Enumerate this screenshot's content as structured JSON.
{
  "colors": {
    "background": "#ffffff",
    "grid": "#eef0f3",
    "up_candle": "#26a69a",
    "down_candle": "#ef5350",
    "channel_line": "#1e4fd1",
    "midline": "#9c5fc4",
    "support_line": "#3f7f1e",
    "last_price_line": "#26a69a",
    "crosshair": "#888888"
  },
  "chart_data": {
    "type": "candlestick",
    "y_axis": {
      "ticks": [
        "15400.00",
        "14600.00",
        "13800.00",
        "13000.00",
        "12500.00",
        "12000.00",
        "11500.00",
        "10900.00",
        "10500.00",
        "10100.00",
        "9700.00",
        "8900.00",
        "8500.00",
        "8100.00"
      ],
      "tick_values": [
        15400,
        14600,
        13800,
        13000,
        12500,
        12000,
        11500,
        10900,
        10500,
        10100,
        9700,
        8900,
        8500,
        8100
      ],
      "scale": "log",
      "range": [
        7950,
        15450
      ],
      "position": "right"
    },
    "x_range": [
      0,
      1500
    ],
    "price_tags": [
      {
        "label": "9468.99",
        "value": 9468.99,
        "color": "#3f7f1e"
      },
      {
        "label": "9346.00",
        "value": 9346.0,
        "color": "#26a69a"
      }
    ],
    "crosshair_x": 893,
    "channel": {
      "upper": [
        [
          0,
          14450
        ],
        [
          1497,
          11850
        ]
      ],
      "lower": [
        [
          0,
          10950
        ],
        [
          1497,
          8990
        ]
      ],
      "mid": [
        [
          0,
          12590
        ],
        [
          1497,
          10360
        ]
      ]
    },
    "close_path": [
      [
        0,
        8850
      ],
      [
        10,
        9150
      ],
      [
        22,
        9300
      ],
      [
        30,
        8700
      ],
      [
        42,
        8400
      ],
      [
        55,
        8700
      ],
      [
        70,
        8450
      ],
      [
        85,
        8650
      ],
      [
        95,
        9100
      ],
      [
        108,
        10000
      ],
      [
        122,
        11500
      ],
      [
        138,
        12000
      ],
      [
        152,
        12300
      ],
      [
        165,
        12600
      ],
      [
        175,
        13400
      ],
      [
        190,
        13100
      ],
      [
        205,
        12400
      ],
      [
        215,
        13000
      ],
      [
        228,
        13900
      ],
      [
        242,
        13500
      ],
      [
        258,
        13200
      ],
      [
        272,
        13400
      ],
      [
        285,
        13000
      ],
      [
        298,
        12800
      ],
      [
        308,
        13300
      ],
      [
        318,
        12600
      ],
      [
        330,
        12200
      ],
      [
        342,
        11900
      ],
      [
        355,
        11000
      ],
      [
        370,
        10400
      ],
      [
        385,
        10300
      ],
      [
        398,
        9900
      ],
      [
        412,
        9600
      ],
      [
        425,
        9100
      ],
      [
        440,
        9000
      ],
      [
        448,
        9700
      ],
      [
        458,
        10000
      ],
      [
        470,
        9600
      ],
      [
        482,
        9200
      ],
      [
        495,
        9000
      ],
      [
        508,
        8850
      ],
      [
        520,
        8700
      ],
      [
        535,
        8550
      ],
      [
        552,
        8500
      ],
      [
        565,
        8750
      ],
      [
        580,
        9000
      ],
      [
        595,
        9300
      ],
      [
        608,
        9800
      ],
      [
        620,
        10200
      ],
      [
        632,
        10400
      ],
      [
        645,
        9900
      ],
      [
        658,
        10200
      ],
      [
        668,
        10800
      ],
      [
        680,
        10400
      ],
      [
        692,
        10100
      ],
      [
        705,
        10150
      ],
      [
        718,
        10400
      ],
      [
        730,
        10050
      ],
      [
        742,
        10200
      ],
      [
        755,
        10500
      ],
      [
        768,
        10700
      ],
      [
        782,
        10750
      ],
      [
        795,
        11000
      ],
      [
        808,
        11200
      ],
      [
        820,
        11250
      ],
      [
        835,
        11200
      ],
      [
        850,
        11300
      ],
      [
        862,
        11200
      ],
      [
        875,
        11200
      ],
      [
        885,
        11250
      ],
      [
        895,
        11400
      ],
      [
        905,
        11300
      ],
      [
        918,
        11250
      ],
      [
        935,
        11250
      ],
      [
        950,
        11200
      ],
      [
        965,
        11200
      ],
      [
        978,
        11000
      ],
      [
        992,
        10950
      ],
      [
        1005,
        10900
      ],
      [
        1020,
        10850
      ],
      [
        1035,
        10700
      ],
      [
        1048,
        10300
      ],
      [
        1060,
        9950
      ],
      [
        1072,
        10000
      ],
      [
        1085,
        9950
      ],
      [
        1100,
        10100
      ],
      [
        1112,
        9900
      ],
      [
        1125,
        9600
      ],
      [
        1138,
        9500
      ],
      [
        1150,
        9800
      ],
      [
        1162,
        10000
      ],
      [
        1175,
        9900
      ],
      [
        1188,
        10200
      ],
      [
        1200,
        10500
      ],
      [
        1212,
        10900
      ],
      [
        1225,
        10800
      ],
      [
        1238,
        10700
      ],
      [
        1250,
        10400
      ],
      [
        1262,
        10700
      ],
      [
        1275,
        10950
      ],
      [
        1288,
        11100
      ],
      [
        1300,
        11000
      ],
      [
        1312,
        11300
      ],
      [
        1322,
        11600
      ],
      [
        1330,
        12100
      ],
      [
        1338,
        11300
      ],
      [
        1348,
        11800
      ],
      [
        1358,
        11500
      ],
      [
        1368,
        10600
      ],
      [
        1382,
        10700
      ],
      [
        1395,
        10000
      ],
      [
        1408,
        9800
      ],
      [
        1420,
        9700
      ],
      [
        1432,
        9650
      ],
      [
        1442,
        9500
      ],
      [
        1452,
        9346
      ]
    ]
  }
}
::::
(What you need to do)
Write out every entry word for word.

(Response for this exercise)
Enumerate this screenshot's content as structured JSON.
{
  "colors": {
    "background": "#ffffff",
    "grid": "#eef0f3",
    "up_candle": "#26a69a",
    "down_candle": "#ef5350",
    "channel_line": "#1e4fd1",
    "midline": "#9c5fc4",
    "support_line": "#3f7f1e",
    "last_price_line": "#26a69a",
    "crosshair": "#888888"
  },
  "chart_data": {
    "type": "candlestick",
    "y_axis": {
      "ticks": [
        "15400.00",
        "14600.00",
        "13800.00",
        "13000.00",
        "12500.00",
        "12000.00",
        "11500.00",
        "10900.00",
        "10500.00",
        "10100.00",
        "9700.00",
        "8900.00",
        "8500.00",
        "8100.00"
      ],
      "tick_values": [
        15400,
        14600,
        13800,
        13000,
        12500,
        12000,
        11500,
        10900,
        10500,
        10100,
        9700,
        8900,
        8500,
        8100
      ],
      "scale": "log",
      "range": [
        7950,
        15450
      ],
      "position": "right"
    },
    "x_range": [
      0,
      1500
    ],
    "price_tags": [
      {
        "label": "9468.99",
        "value": 9468.99,
        "color": "#3f7f1e"
      },
      {
        "label": "9346.00",
        "value": 9346.0,
        "color": "#26a69a"
      }
    ],
    "crosshair_x": 893,
    "channel": {
      "upper": [
        [
          0,
          14450
        ],
        [
          1497,
          11850
        ]
      ],
      "lower": [
        [
          0,
          10950
        ],
        [
          1497,
          8990
        ]
      ],
      "mid": [
        [
          0,
          12590
        ],
        [
          1497,
          10360
        ]
      ]
    },
    "close_path": [
      [
        0,
        8850
      ],
      [
        10,
        9150
      ],
      [
        22,
        9300
      ],
      [
        30,
        8700
      ],
      [
        42,
        8400
      ],
      [
        55,
        8700
      ],
      [
        70,
        8450
      ],
      [
        85,
        8650
      ],
      [
        95,
        9100
      ],
      [
        108,
        10000
      ],
      [
        122,
        11500
      ],
      [
        138,
        12000
      ],
      [
        152,
        12300
      ],
      [
        165,
        12600
      ],
      [
        175,
        13400
      ],
      [
        190,
        13100
      ],
      [
        205,
        12400
      ],
      [
        215,
        13000
      ],
      [
        228,
        13900
      ],
      [
        242,
        13500
      ],
      [
        258,
        13200
      ],
      [
        272,
        13400
      ],
      [
        285,
        13000
      ],
      [
        298,
        12800
      ],
      [
        308,
        13300
      ],
      [
        318,
        12600
      ],
      [
        330,
        12200
      ],
      [
        342,
        11900
      ],
      [
        355,
        11000
      ],
      [
        370,
        10400
      ],
      [
        385,
        10300
      ],
      [
        398,
        9900
      ],
      [
        412,
        9600
      ],
      [
        425,
        9100
      ],
      [
        440,
        9000
      ],
      [
        448,
        9700
      ],
      [
        458,
        10000
      ],
      [
        470,
        9600
      ],
      [
        482,
        9200
      ],
      [
        495,
        9000
      ],
      [
        508,
        8850
      ],
      [
        520,
        8700
      ],
      [
        535,
        8550
      ],
      [
        552,
        8500
      ],
      [
        565,
        8750
      ],
      [
        580,
        9000
      ],
      [
        595,
        9300
      ],
      [
        608,
        9800
      ],
      [
        620,
        10200
      ],
      [
        632,
        10400
      ],
      [
        645,
        9900
      ],
      [
        658,
        10200
      ],
      [
        668,
        10800
      ],
      [
        680,
        10400
      ],
      [
        692,
        10100
      ],
      [
        705,
        10150
      ],
      [
        718,
        10400
      ],
      [
        730,
        10050
      ],
      [
        742,
        10200
      ],
      [
        755,
        10500
      ],
      [
        768,
        10700
      ],
      [
        782,
        10750
      ],
      [
        795,
        11000
      ],
      [
        808,
        11200
      ],
      [
        820,
        11250
      ],
      [
        835,
        11200
      ],
      [
        850,
        11300
      ],
      [
        862,
        11200
      ],
      [
        875,
        11200
      ],
      [
        885,
        11250
      ],
      [
        895,
        11400
      ],
      [
        905,
        11300
      ],
      [
        918,
        11250
      ],
      [
        935,
        11250
      ],
      [
        950,
        11200
      ],
      [
        965,
        11200
      ],
      [
        978,
        11000
      ],
      [
        992,
        10950
      ],
      [
        1005,
        10900
      ],
      [
        1020,
        10850
      ],
      [
        1035,
        10700
      ],
      [
        1048,
        10300
      ],
      [
        1060,
        9950
      ],
      [
        1072,
        10000
      ],
      [
        1085,
        9950
      ],
      [
        1100,
        10100
      ],
      [
        1112,
        9900
      ],
      [
        1125,
        9600
      ],
      [
        1138,
        9500
      ],
      [
        1150,
        9800
      ],
      [
        1162,
        10000
      ],
      [
        1175,
        9900
      ],
      [
        1188,
        10200
      ],
      [
        1200,
        10500
      ],
      [
        1212,
        10900
      ],
      [
        1225,
        10800
      ],
      [
        1238,
        10700
      ],
      [
        1250,
        10400
      ],
      [
        1262,
        10700
      ],
      [
        1275,
        10950
      ],
      [
        1288,
        11100
      ],
      [
        1300,
        11000
      ],
      [
        1312,
        11300
      ],
      [
        1322,
        11600
      ],
      [
        1330,
        12100
      ],
      [
        1338,
        11300
      ],
      [
        1348,
        11800
      ],
      [
        1358,
        11500
      ],
      [
        1368,
        10600
      ],
      [
        1382,
        10700
      ],
      [
        1395,
        10000
      ],
      [
        1408,
        9800
      ],
      [
        1420,
        9700
      ],
      [
        1432,
        9650
      ],
      [
        1442,
        9500
      ],
      [
        1452,
        9346
      ]
    ]
  }
}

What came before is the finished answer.